◆ TASK BRIEF
Identify and copy all lines of the material where the string "screenshot" is found.
## BEGIN DATA SUPPLIED
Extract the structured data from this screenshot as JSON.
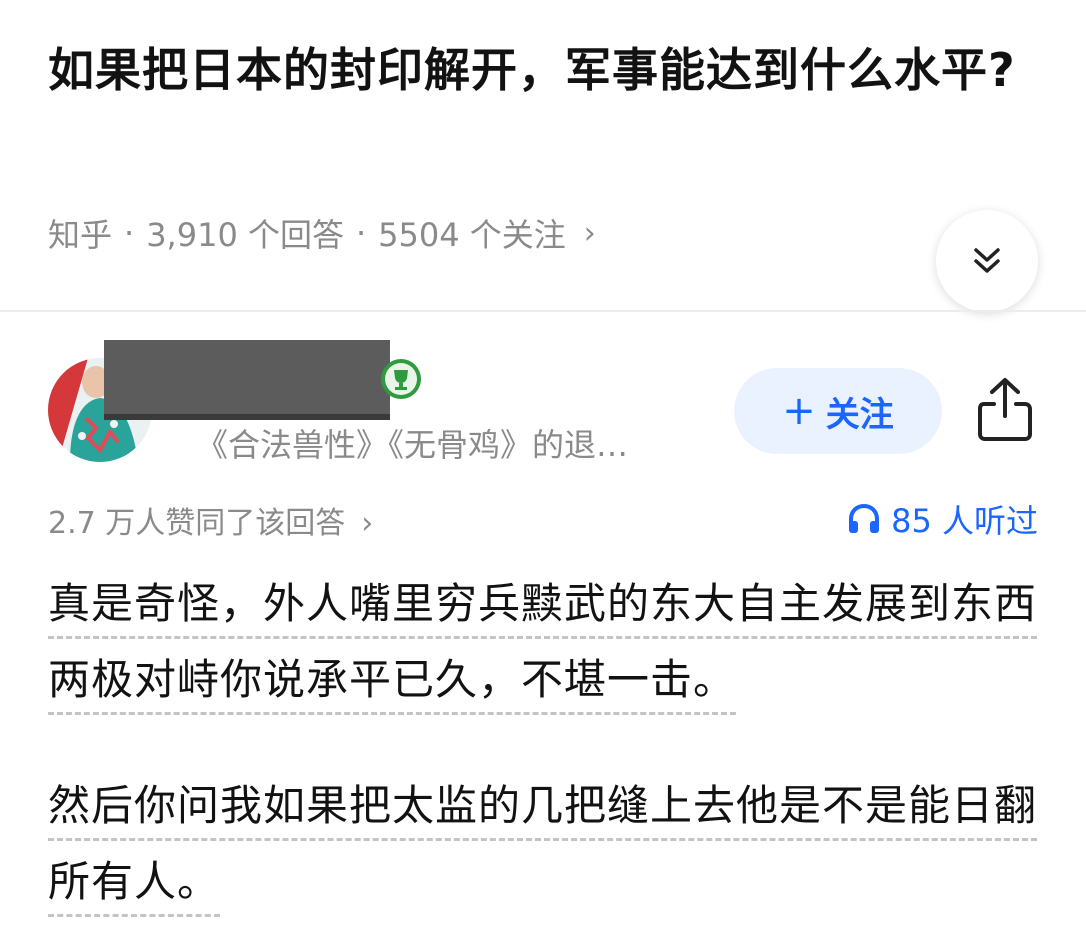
{
  "question": {
    "title": "如果把日本的封印解开，军事能达到什么水平?",
    "source": "知乎",
    "answers": "3,910 个回答",
    "followers": "5504 个关注"
  },
  "author": {
    "signature": "《合法兽性》《无骨鸡》的退…",
    "follow_label": "关注"
  },
  "stats": {
    "upvotes": "2.7 万人赞同了该回答",
    "listens": "85 人听过"
  },
  "content": {
    "paragraph_1": "真是奇怪，外人嘴里穷兵黩武的东大自主发展到东西两极对峙你说承平已久，不堪一击。",
    "paragraph_2": "然后你问我如果把太监的几把缝上去他是不是能日翻所有人。"
  },
  "colors": {
    "accent": "#1a66ff",
    "muted": "#8a8a8a",
    "follow_bg": "#ebf2ff"
  },
  "icons": {
    "expand": "double-chevron-down-icon",
    "share": "share-icon",
    "listen": "headphones-icon",
    "badge": "trophy-badge-icon"
  }
}
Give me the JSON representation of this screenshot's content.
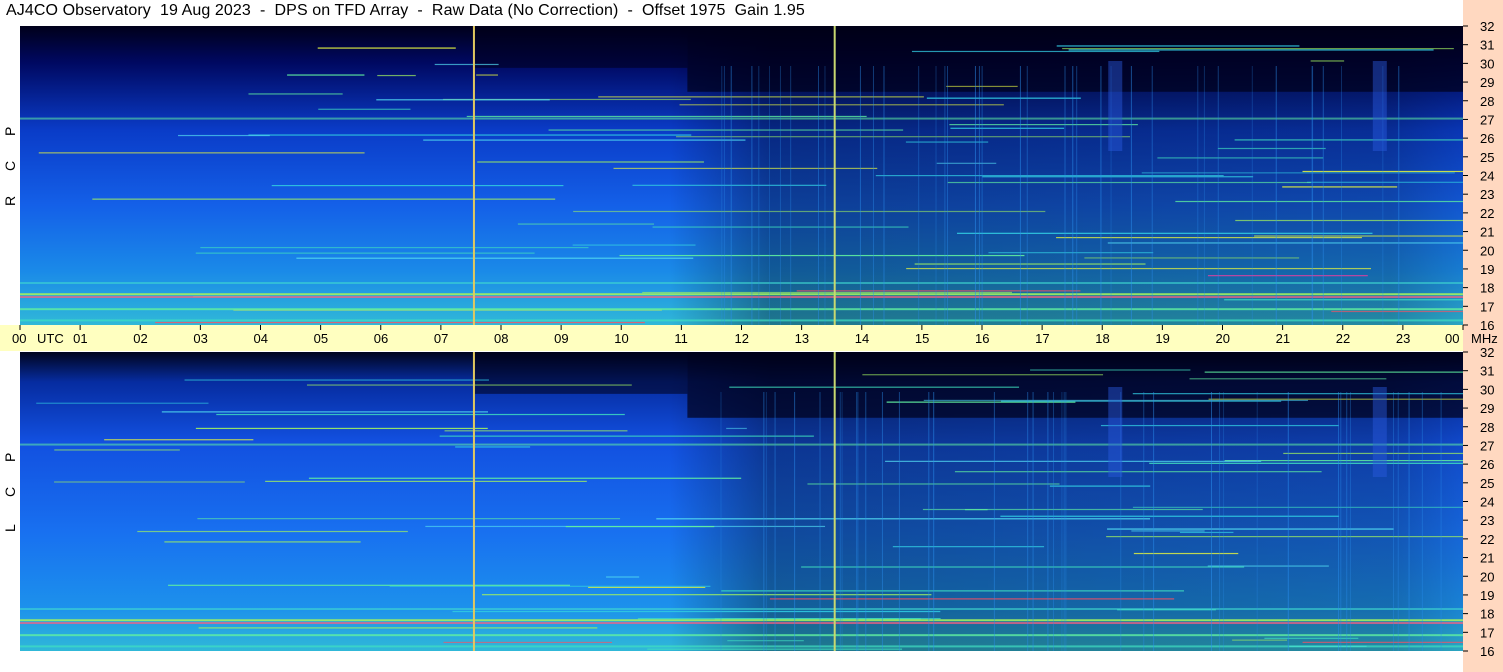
## END DATA SUPPLIED
◆ REPLY TO THE EXERCISE
Extract the structured data from this screenshot as JSON.
Give me the JSON representation of this screenshot's content.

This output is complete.